Exercise: How many of the lines contain the string "title"? Give the number, with no other words.

Records from a collection:
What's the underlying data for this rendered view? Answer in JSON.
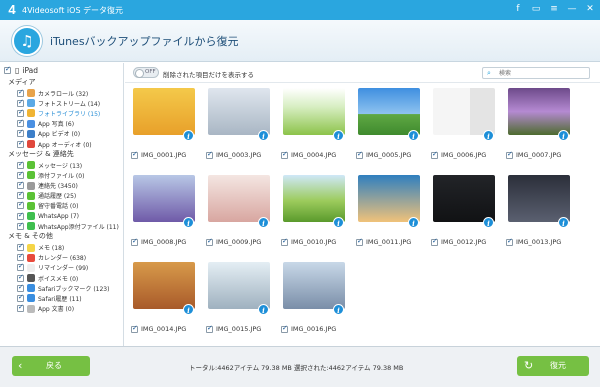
{
  "app": {
    "title": "4Videosoft iOS データ復元",
    "logo": "4"
  },
  "header": {
    "title": "iTunesバックアップファイルから復元"
  },
  "sidebar": {
    "device": "iPad",
    "sections": [
      {
        "label": "メディア",
        "items": [
          {
            "label": "カメラロール (32)",
            "color": "#e8a34a"
          },
          {
            "label": "フォトストリーム (14)",
            "color": "#5aa9e6"
          },
          {
            "label": "フォトライブラリ (15)",
            "color": "#f0b433"
          },
          {
            "label": "App 写真 (6)",
            "color": "#4a90e2"
          },
          {
            "label": "App ビデオ (0)",
            "color": "#3c7fc9"
          },
          {
            "label": "App オーディオ (0)",
            "color": "#e0483c"
          }
        ]
      },
      {
        "label": "メッセージ & 連絡先",
        "items": [
          {
            "label": "メッセージ (13)",
            "color": "#5bc236"
          },
          {
            "label": "添付ファイル (0)",
            "color": "#5bc236"
          },
          {
            "label": "連絡先 (3450)",
            "color": "#9a9a9a"
          },
          {
            "label": "通話履歴 (25)",
            "color": "#5bc236"
          },
          {
            "label": "留守番電話 (0)",
            "color": "#5bc236"
          },
          {
            "label": "WhatsApp (7)",
            "color": "#3fbf4f"
          },
          {
            "label": "WhatsApp添付ファイル (11)",
            "color": "#3fbf4f"
          }
        ]
      },
      {
        "label": "メモ & その他",
        "items": [
          {
            "label": "メモ (18)",
            "color": "#f5d547"
          },
          {
            "label": "カレンダー (638)",
            "color": "#e84a3c"
          },
          {
            "label": "リマインダー (99)",
            "color": "#eeeeee"
          },
          {
            "label": "ボイスメモ (0)",
            "color": "#555555"
          },
          {
            "label": "Safariブックマーク (123)",
            "color": "#3a8ee0"
          },
          {
            "label": "Safari履歴 (11)",
            "color": "#3a8ee0"
          },
          {
            "label": "App 文書 (0)",
            "color": "#bbbbbb"
          }
        ]
      }
    ]
  },
  "toolbar": {
    "toggle_label": "OFF",
    "toggle_text": "削除された項目だけを表示する",
    "search_placeholder": "検索"
  },
  "photos": [
    {
      "name": "IMG_0001.JPG",
      "bg": "linear-gradient(#f4c94a, #e8a02a)"
    },
    {
      "name": "IMG_0003.JPG",
      "bg": "linear-gradient(#dfe6ee, #a9b6c4)"
    },
    {
      "name": "IMG_0004.JPG",
      "bg": "linear-gradient(#ffffff 0%, #d7eec2 40%, #8cc34a 100%)"
    },
    {
      "name": "IMG_0005.JPG",
      "bg": "linear-gradient(#3f8fe0 0%, #8ec3ef 55%, #5fa843 56%, #3f8a2e 100%)"
    },
    {
      "name": "IMG_0006.JPG",
      "bg": "linear-gradient(90deg, #f5f5f5 60%, #e4e4e4 60%)"
    },
    {
      "name": "IMG_0007.JPG",
      "bg": "linear-gradient(#6d4a8a 0%, #b58ad2 50%, #4d6b2e 100%)"
    },
    {
      "name": "IMG_0008.JPG",
      "bg": "linear-gradient(#b8c7e6, #6f5aa8)"
    },
    {
      "name": "IMG_0009.JPG",
      "bg": "linear-gradient(#f4e6e2, #d8a6a0)"
    },
    {
      "name": "IMG_0010.JPG",
      "bg": "linear-gradient(#cfe8f8 0%, #9ccb5c 55%, #5a9a2c 100%)"
    },
    {
      "name": "IMG_0011.JPG",
      "bg": "linear-gradient(#2f7fbf, #f0c27a)"
    },
    {
      "name": "IMG_0012.JPG",
      "bg": "linear-gradient(#222428, #111214)"
    },
    {
      "name": "IMG_0013.JPG",
      "bg": "linear-gradient(#2b2f3a, #5a6070)"
    },
    {
      "name": "IMG_0014.JPG",
      "bg": "linear-gradient(#d89a4a, #a85a2a)"
    },
    {
      "name": "IMG_0015.JPG",
      "bg": "linear-gradient(#e4eef4, #9fb1bf)"
    },
    {
      "name": "IMG_0016.JPG",
      "bg": "linear-gradient(#c8d8e8, #7a8ea8)"
    }
  ],
  "footer": {
    "back_label": "戻る",
    "summary": "トータル:4462アイテム 79.38 MB   選択された:4462アイテム 79.38 MB",
    "recover_label": "復元"
  }
}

Correct response: 2